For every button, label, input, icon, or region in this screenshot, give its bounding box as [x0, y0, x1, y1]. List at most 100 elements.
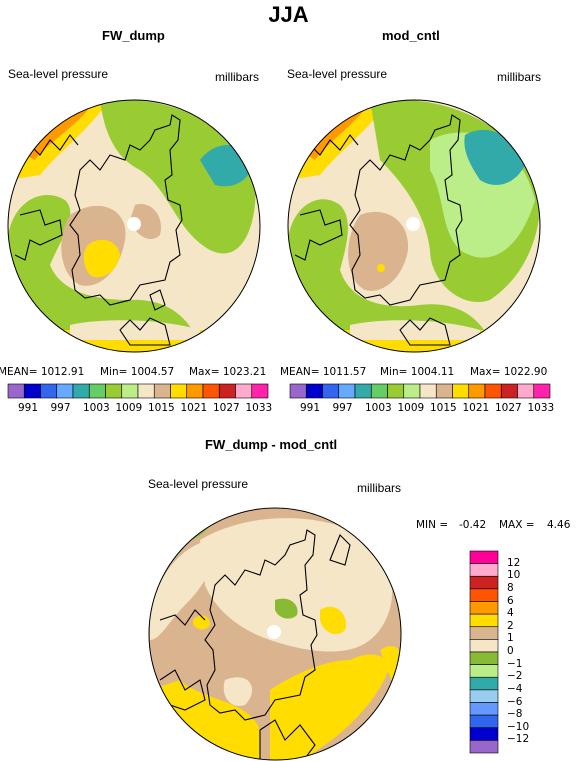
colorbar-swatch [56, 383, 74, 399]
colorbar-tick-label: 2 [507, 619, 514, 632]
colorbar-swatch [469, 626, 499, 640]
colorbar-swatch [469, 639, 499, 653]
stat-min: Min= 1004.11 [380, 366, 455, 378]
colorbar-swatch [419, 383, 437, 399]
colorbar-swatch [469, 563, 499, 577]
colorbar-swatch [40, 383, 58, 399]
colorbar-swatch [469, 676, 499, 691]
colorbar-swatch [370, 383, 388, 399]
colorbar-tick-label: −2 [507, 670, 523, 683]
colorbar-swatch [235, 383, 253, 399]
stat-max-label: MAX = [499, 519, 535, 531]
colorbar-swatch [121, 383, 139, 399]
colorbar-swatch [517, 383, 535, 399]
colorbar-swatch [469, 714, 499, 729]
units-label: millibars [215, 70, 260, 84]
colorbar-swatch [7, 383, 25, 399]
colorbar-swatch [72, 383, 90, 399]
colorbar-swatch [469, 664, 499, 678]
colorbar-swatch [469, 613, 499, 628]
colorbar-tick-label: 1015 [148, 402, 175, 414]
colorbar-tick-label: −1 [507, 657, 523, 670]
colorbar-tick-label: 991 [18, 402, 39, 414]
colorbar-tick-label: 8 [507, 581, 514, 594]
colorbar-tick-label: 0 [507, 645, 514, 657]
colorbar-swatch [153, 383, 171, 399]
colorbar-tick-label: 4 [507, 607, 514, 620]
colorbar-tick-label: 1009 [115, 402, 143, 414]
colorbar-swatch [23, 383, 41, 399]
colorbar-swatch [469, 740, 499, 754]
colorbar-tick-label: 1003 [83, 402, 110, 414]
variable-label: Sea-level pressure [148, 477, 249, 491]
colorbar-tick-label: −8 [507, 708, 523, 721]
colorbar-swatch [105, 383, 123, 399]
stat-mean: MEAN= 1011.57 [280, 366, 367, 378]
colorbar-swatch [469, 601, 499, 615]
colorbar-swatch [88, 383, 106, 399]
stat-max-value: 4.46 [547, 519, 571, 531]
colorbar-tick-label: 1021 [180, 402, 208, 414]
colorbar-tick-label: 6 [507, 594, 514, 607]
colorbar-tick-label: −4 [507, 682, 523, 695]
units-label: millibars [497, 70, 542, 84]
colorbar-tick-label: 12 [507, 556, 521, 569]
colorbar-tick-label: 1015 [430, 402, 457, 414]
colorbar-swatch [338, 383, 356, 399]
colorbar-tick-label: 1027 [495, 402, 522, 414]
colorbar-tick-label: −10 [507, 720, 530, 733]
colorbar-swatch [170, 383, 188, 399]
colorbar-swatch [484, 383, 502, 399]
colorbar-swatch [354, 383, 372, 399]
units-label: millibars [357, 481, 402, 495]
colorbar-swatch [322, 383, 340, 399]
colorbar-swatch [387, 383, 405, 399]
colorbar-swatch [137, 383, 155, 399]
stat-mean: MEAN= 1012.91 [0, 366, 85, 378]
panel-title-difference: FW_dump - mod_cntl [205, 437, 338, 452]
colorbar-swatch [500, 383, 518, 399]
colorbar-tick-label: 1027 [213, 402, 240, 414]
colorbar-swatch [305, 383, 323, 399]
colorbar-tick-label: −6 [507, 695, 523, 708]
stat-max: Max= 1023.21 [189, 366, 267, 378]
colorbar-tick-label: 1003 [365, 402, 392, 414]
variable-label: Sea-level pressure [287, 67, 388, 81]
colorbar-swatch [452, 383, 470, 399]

********

PROBLEM TO SOLVE: Reproduce the entries above line for line, without any alteration, and leave out the pictures.

CORRECT ANSWER:
For every button, label, input, icon, or region in this screenshot, give its bounding box as [x0, y0, x1, y1]. List at most 100 elements.
colorbar-swatch [56, 383, 74, 399]
colorbar-tick-label: 2 [507, 619, 514, 632]
colorbar-swatch [469, 626, 499, 640]
colorbar-swatch [469, 639, 499, 653]
stat-min: Min= 1004.11 [380, 366, 455, 378]
colorbar-swatch [419, 383, 437, 399]
colorbar-swatch [469, 563, 499, 577]
colorbar-swatch [40, 383, 58, 399]
colorbar-swatch [469, 676, 499, 691]
colorbar-swatch [370, 383, 388, 399]
colorbar-tick-label: −2 [507, 670, 523, 683]
colorbar-swatch [235, 383, 253, 399]
stat-max-label: MAX = [499, 519, 535, 531]
colorbar-swatch [121, 383, 139, 399]
colorbar-swatch [517, 383, 535, 399]
colorbar-swatch [469, 714, 499, 729]
units-label: millibars [215, 70, 260, 84]
colorbar-swatch [7, 383, 25, 399]
colorbar-swatch [72, 383, 90, 399]
colorbar-swatch [469, 664, 499, 678]
colorbar-swatch [469, 613, 499, 628]
colorbar-tick-label: 1015 [148, 402, 175, 414]
colorbar-tick-label: −1 [507, 657, 523, 670]
colorbar-tick-label: 991 [18, 402, 39, 414]
colorbar-tick-label: 8 [507, 581, 514, 594]
colorbar-tick-label: 0 [507, 645, 514, 657]
colorbar-swatch [153, 383, 171, 399]
colorbar-tick-label: 4 [507, 607, 514, 620]
colorbar-tick-label: 1009 [115, 402, 143, 414]
colorbar-swatch [23, 383, 41, 399]
colorbar-swatch [469, 740, 499, 754]
colorbar-tick-label: 1003 [83, 402, 110, 414]
variable-label: Sea-level pressure [148, 477, 249, 491]
colorbar-tick-label: −8 [507, 708, 523, 721]
colorbar-swatch [105, 383, 123, 399]
stat-mean: MEAN= 1011.57 [280, 366, 367, 378]
colorbar-swatch [469, 601, 499, 615]
colorbar-swatch [88, 383, 106, 399]
stat-max-value: 4.46 [547, 519, 571, 531]
colorbar-tick-label: 1021 [180, 402, 208, 414]
colorbar-tick-label: 6 [507, 594, 514, 607]
colorbar-tick-label: −4 [507, 682, 523, 695]
units-label: millibars [497, 70, 542, 84]
colorbar-tick-label: 12 [507, 556, 521, 569]
colorbar-tick-label: 1015 [430, 402, 457, 414]
colorbar-swatch [338, 383, 356, 399]
colorbar-tick-label: 1027 [495, 402, 522, 414]
colorbar-tick-label: −10 [507, 720, 530, 733]
colorbar-swatch [170, 383, 188, 399]
colorbar-swatch [484, 383, 502, 399]
colorbar-swatch [354, 383, 372, 399]
units-label: millibars [357, 481, 402, 495]
colorbar-swatch [322, 383, 340, 399]
colorbar-swatch [387, 383, 405, 399]
colorbar-swatch [137, 383, 155, 399]
stat-mean: MEAN= 1012.91 [0, 366, 85, 378]
panel-title-difference: FW_dump - mod_cntl [205, 437, 338, 452]
colorbar-swatch [500, 383, 518, 399]
colorbar-tick-label: 1027 [213, 402, 240, 414]
colorbar-swatch [305, 383, 323, 399]
colorbar-tick-label: −6 [507, 695, 523, 708]
stat-max: Max= 1023.21 [189, 366, 267, 378]
colorbar-tick-label: 1003 [365, 402, 392, 414]
variable-label: Sea-level pressure [287, 67, 388, 81]
colorbar-swatch [452, 383, 470, 399]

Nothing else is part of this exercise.